■ **GOAL**
Copy every line of the records below where the word "JSON" occurs.

■ **RAW DATA**
---+---

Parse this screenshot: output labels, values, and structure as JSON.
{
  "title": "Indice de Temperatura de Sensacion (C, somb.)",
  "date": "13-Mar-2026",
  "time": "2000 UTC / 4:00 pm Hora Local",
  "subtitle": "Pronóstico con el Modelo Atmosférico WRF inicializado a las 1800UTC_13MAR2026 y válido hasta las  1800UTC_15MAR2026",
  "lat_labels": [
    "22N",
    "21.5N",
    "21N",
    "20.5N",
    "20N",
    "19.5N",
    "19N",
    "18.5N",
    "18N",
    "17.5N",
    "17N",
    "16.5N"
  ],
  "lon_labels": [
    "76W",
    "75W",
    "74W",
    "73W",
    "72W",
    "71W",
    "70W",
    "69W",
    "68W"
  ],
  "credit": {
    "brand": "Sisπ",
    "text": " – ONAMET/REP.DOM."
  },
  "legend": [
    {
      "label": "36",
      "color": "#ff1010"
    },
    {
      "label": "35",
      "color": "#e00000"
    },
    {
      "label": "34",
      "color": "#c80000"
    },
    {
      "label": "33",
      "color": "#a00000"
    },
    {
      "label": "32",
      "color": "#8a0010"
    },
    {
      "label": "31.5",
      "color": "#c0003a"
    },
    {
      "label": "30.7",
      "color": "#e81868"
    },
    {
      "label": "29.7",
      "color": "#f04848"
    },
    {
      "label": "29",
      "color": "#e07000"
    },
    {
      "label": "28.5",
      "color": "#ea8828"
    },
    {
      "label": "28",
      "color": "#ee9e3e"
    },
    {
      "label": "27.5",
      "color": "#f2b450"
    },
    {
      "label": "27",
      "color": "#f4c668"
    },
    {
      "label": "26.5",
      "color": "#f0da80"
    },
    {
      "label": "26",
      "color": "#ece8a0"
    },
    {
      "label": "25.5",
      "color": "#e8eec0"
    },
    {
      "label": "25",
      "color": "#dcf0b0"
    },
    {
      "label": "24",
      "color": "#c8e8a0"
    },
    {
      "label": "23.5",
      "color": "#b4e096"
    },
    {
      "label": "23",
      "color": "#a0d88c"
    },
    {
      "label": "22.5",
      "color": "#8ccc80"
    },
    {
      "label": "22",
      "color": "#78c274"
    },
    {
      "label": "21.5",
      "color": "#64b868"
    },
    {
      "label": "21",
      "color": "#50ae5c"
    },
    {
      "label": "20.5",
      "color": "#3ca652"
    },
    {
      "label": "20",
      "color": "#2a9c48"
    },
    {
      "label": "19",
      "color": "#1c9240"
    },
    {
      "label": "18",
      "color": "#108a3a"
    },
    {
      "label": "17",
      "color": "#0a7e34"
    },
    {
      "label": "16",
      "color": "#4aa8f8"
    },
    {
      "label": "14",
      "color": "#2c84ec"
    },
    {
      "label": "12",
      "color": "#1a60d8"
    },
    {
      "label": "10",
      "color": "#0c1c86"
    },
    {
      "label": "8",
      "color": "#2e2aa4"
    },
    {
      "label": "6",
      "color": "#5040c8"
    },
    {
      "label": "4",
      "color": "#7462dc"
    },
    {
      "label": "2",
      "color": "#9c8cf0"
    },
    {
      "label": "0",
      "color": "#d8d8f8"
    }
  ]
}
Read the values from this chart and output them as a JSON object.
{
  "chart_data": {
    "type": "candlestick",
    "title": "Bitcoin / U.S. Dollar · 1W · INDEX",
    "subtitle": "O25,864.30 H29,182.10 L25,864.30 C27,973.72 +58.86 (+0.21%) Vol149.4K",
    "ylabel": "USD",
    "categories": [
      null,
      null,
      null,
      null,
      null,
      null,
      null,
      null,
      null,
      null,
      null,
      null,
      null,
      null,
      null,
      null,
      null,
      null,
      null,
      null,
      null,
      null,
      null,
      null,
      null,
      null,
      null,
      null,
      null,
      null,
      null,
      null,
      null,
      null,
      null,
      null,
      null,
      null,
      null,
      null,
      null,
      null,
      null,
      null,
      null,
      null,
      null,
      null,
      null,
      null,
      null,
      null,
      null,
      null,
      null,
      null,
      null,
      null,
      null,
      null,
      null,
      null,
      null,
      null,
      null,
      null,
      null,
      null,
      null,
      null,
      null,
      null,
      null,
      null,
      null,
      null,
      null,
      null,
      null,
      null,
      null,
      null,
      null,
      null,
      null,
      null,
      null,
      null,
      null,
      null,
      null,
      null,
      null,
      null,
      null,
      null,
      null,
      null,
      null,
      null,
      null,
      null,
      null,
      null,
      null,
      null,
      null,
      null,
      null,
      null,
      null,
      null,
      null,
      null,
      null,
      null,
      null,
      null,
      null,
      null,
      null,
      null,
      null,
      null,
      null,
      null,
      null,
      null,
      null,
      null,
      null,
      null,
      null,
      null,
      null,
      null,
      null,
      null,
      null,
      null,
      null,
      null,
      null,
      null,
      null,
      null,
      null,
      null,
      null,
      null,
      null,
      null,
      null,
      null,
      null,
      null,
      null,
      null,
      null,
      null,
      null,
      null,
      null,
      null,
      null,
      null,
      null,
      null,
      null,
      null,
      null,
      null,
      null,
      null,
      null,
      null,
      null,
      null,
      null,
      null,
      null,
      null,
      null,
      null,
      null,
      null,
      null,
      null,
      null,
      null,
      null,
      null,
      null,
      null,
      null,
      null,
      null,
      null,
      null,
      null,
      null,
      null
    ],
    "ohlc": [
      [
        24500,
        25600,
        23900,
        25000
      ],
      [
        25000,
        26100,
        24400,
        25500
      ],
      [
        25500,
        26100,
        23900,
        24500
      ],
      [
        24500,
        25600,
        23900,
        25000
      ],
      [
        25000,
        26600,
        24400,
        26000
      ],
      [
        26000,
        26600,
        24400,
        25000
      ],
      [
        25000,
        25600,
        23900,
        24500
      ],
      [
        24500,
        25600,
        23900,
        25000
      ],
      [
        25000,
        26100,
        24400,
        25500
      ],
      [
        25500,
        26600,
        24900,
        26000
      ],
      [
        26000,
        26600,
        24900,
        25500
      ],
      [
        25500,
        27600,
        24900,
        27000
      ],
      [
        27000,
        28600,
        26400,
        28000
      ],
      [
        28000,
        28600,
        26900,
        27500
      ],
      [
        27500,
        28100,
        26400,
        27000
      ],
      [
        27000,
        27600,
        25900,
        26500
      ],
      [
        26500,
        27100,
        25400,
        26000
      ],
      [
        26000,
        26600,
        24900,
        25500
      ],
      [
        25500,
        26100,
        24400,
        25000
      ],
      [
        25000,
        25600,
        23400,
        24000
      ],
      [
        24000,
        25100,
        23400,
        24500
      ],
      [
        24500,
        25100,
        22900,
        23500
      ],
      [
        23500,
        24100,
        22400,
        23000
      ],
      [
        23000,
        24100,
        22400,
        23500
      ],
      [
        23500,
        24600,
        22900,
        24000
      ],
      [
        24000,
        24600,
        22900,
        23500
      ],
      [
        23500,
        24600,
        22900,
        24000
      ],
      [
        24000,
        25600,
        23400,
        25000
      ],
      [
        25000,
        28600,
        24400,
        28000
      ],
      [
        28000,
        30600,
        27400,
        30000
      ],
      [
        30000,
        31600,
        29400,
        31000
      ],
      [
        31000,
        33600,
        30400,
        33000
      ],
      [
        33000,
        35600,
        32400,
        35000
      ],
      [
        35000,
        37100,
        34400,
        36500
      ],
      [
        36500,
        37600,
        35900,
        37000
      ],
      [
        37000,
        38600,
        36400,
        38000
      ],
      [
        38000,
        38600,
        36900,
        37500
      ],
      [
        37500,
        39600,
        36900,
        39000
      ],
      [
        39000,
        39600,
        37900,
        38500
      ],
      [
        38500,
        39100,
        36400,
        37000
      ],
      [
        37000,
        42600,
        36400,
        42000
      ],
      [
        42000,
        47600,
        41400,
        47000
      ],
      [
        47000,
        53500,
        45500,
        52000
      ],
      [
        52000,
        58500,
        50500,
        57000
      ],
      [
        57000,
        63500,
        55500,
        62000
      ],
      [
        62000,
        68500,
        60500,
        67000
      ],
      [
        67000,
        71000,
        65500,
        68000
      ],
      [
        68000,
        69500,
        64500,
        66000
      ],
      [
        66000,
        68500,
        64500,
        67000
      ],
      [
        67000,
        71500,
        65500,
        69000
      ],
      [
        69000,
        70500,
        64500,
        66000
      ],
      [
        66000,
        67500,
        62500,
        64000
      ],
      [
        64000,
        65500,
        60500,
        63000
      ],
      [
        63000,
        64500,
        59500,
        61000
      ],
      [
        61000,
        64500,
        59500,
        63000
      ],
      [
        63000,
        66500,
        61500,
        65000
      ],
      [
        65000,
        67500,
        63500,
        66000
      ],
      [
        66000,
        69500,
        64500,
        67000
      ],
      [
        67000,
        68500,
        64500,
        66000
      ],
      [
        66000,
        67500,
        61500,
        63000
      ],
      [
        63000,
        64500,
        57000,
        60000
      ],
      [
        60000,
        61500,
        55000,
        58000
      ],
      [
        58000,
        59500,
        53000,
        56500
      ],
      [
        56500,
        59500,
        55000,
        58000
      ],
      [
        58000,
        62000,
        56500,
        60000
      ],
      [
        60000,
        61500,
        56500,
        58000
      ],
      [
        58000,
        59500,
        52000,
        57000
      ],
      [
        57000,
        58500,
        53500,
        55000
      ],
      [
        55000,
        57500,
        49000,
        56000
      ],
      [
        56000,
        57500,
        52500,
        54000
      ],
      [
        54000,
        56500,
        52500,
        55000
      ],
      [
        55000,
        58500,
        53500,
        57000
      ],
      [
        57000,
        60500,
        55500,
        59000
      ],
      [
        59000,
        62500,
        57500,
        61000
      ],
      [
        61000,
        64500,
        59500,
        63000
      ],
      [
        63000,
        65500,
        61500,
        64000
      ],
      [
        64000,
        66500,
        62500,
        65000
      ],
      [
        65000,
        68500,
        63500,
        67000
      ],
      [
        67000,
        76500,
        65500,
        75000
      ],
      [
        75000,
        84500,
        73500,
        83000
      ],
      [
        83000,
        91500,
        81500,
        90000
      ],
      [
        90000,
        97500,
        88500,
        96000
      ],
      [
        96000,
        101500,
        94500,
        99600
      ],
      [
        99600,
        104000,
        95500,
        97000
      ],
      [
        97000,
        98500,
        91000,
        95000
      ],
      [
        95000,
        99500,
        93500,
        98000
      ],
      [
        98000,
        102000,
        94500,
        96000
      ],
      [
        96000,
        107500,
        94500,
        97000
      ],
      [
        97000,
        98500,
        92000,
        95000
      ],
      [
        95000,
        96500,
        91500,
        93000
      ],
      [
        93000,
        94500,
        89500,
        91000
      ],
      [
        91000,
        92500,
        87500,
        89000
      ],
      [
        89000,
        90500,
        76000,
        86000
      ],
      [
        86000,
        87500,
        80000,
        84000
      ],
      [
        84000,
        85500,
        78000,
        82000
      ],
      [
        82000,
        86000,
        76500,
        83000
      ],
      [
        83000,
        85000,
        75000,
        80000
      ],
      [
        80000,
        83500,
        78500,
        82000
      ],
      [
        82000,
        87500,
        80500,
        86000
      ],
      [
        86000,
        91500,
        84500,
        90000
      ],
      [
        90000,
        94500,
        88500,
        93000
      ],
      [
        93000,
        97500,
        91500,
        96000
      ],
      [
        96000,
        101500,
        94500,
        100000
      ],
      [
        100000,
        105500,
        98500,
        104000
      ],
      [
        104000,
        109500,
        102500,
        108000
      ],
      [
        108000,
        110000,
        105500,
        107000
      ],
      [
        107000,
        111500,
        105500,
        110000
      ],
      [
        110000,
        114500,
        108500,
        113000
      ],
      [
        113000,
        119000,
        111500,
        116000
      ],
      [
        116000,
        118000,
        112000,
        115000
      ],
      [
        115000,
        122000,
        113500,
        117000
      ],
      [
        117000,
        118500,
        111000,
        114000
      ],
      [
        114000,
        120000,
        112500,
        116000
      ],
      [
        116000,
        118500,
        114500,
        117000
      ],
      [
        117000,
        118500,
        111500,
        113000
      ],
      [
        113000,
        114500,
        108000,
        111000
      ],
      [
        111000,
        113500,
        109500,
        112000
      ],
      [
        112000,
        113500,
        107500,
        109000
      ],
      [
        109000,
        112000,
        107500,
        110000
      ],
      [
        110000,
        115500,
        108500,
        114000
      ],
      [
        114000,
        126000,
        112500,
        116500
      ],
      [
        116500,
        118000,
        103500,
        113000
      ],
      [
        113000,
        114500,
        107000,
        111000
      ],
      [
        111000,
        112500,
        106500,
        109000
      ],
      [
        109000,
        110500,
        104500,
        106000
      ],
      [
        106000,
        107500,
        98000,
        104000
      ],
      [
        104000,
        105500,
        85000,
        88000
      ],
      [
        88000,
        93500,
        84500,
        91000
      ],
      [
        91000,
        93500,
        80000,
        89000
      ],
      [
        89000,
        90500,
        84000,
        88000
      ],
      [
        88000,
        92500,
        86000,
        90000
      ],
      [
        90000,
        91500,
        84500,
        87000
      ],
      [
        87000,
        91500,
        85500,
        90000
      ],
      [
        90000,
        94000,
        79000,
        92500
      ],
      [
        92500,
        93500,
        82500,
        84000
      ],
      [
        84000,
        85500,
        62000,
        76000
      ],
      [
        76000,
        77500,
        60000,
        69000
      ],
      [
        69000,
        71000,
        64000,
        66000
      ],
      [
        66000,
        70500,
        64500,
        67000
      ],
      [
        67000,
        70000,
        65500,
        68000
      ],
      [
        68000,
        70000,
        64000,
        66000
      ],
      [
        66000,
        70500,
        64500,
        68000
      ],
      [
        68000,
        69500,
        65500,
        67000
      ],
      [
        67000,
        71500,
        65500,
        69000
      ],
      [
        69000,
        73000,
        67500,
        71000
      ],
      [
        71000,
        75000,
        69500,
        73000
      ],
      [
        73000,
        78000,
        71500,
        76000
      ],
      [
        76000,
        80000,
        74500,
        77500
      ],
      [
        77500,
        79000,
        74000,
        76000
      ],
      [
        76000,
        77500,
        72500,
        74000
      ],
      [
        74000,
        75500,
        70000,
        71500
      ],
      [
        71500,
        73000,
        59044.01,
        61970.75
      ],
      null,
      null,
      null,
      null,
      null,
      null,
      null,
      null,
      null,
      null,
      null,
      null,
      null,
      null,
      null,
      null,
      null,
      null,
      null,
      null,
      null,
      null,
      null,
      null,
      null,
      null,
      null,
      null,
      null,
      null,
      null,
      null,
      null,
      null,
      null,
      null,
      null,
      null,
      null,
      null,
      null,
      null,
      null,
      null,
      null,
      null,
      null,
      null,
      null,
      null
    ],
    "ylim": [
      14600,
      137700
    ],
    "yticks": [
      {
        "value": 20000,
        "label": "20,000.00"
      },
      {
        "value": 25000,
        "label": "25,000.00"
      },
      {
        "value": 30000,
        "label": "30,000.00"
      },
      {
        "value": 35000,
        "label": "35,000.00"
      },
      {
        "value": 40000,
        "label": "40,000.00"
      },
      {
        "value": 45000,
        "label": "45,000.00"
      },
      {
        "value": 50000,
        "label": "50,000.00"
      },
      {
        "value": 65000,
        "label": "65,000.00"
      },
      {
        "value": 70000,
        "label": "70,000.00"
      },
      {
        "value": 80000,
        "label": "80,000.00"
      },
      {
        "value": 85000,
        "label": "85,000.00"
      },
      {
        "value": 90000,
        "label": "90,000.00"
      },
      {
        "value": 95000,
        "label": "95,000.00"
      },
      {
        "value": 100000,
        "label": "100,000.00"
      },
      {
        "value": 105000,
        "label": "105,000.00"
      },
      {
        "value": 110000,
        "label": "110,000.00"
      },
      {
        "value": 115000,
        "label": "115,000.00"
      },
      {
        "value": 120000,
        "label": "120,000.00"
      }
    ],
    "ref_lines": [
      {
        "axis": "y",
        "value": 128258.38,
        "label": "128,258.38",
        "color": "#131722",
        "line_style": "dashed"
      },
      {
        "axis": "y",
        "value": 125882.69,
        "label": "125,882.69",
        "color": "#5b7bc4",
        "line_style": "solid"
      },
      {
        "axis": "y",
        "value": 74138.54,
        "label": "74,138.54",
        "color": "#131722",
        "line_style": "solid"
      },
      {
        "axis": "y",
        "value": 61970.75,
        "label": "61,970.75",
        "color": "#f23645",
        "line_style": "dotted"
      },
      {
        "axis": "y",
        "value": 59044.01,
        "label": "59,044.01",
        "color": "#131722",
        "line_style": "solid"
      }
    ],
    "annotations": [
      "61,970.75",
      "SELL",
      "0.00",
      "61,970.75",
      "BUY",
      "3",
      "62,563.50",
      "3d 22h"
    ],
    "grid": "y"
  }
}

---+---

■ **ANSWER TO THE EXERCISE**
Parse this screenshot: output labels, values, and structure as JSON.
Read the values from this chart and output them as a JSON object.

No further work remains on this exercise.